■ **Exercise data**
————————

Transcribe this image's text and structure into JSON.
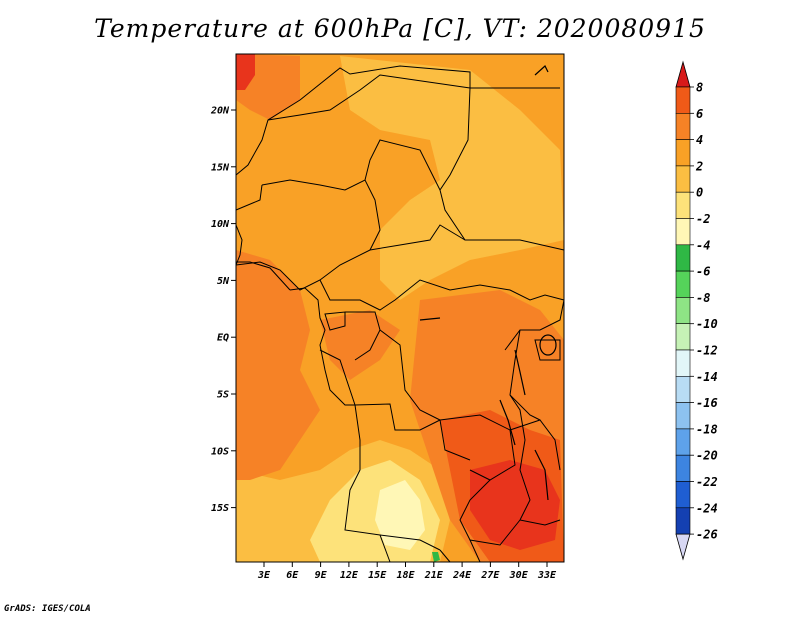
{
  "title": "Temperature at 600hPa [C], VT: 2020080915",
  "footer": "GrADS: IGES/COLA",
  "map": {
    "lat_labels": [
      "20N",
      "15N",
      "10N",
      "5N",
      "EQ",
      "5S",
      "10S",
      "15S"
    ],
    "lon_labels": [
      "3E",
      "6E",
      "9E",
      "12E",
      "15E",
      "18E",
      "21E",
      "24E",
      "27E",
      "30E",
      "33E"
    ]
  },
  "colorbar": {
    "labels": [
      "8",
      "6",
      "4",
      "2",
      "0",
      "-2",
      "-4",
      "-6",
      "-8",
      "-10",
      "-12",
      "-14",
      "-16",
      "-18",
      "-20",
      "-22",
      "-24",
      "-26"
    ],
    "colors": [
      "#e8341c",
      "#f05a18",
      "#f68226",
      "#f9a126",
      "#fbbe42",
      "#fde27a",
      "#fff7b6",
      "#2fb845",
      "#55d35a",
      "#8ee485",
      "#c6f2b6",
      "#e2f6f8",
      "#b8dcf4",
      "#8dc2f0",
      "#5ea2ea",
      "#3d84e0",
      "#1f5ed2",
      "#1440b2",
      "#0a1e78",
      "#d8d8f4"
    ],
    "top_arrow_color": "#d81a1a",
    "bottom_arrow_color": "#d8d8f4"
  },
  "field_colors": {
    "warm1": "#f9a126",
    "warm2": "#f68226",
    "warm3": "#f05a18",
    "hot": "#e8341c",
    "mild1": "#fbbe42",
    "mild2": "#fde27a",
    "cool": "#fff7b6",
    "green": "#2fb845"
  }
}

————————

■ **Task requirements**
Pictures in the records above should not be copied. Repeat everything else exactly.

■ **Worked answer**
Transcribe this image's text and structure into JSON.
{
  "title": "Temperature at 600hPa [C], VT: 2020080915",
  "footer": "GrADS: IGES/COLA",
  "map": {
    "lat_labels": [
      "20N",
      "15N",
      "10N",
      "5N",
      "EQ",
      "5S",
      "10S",
      "15S"
    ],
    "lon_labels": [
      "3E",
      "6E",
      "9E",
      "12E",
      "15E",
      "18E",
      "21E",
      "24E",
      "27E",
      "30E",
      "33E"
    ]
  },
  "colorbar": {
    "labels": [
      "8",
      "6",
      "4",
      "2",
      "0",
      "-2",
      "-4",
      "-6",
      "-8",
      "-10",
      "-12",
      "-14",
      "-16",
      "-18",
      "-20",
      "-22",
      "-24",
      "-26"
    ],
    "colors": [
      "#e8341c",
      "#f05a18",
      "#f68226",
      "#f9a126",
      "#fbbe42",
      "#fde27a",
      "#fff7b6",
      "#2fb845",
      "#55d35a",
      "#8ee485",
      "#c6f2b6",
      "#e2f6f8",
      "#b8dcf4",
      "#8dc2f0",
      "#5ea2ea",
      "#3d84e0",
      "#1f5ed2",
      "#1440b2",
      "#0a1e78",
      "#d8d8f4"
    ],
    "top_arrow_color": "#d81a1a",
    "bottom_arrow_color": "#d8d8f4"
  },
  "field_colors": {
    "warm1": "#f9a126",
    "warm2": "#f68226",
    "warm3": "#f05a18",
    "hot": "#e8341c",
    "mild1": "#fbbe42",
    "mild2": "#fde27a",
    "cool": "#fff7b6",
    "green": "#2fb845"
  }
}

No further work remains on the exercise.